** Goal **
In the data below, find every line that has the string "this", and copy it.

Stored data entries
+ + + + +

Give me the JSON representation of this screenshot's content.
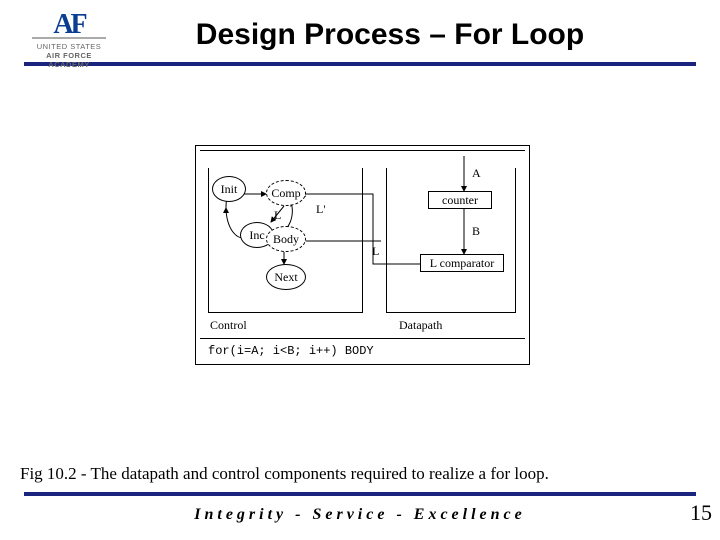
{
  "logo": {
    "monogram": "AF",
    "line1": "UNITED STATES",
    "line2": "AIR FORCE",
    "line3": "ACADEMY"
  },
  "title": "Design Process – For Loop",
  "diagram": {
    "nodes": {
      "init": "Init",
      "comp": "Comp",
      "inc": "Inc",
      "body": "Body",
      "next": "Next"
    },
    "boxes": {
      "counter": "counter",
      "comparator": "L comparator"
    },
    "labels": {
      "control": "Control",
      "datapath": "Datapath",
      "Lprime": "L'",
      "L_left": "L",
      "L_right": "L",
      "A": "A",
      "B": "B"
    },
    "code": "for(i=A; i<B; i++) BODY"
  },
  "caption": "Fig 10.2 - The datapath and control components required to realize a for loop.",
  "footer": "Integrity - Service - Excellence",
  "page": "15"
}
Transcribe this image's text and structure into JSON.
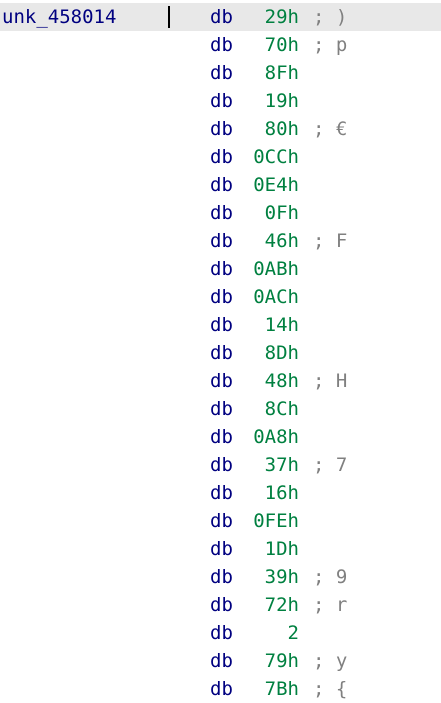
{
  "label": "unk_458014",
  "colors": {
    "label": "#000080",
    "mnemonic": "#000080",
    "operand": "#008040",
    "comment": "#808080",
    "selected_row_background": "#e8e8e8"
  },
  "rows": [
    {
      "mnemonic": "db",
      "operand": "29h",
      "comment": "; )"
    },
    {
      "mnemonic": "db",
      "operand": "70h",
      "comment": "; p"
    },
    {
      "mnemonic": "db",
      "operand": "8Fh",
      "comment": ""
    },
    {
      "mnemonic": "db",
      "operand": "19h",
      "comment": ""
    },
    {
      "mnemonic": "db",
      "operand": "80h",
      "comment": "; €"
    },
    {
      "mnemonic": "db",
      "operand": "0CCh",
      "comment": ""
    },
    {
      "mnemonic": "db",
      "operand": "0E4h",
      "comment": ""
    },
    {
      "mnemonic": "db",
      "operand": "0Fh",
      "comment": ""
    },
    {
      "mnemonic": "db",
      "operand": "46h",
      "comment": "; F"
    },
    {
      "mnemonic": "db",
      "operand": "0ABh",
      "comment": ""
    },
    {
      "mnemonic": "db",
      "operand": "0ACh",
      "comment": ""
    },
    {
      "mnemonic": "db",
      "operand": "14h",
      "comment": ""
    },
    {
      "mnemonic": "db",
      "operand": "8Dh",
      "comment": ""
    },
    {
      "mnemonic": "db",
      "operand": "48h",
      "comment": "; H"
    },
    {
      "mnemonic": "db",
      "operand": "8Ch",
      "comment": ""
    },
    {
      "mnemonic": "db",
      "operand": "0A8h",
      "comment": ""
    },
    {
      "mnemonic": "db",
      "operand": "37h",
      "comment": "; 7"
    },
    {
      "mnemonic": "db",
      "operand": "16h",
      "comment": ""
    },
    {
      "mnemonic": "db",
      "operand": "0FEh",
      "comment": ""
    },
    {
      "mnemonic": "db",
      "operand": "1Dh",
      "comment": ""
    },
    {
      "mnemonic": "db",
      "operand": "39h",
      "comment": "; 9"
    },
    {
      "mnemonic": "db",
      "operand": "72h",
      "comment": "; r"
    },
    {
      "mnemonic": "db",
      "operand": "2",
      "comment": ""
    },
    {
      "mnemonic": "db",
      "operand": "79h",
      "comment": "; y"
    },
    {
      "mnemonic": "db",
      "operand": "7Bh",
      "comment": "; {"
    }
  ]
}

+ + + + +

** Problem solution **
Give me the JSON representation of this screenshot's content.
Transcribe this image's text and structure into JSON.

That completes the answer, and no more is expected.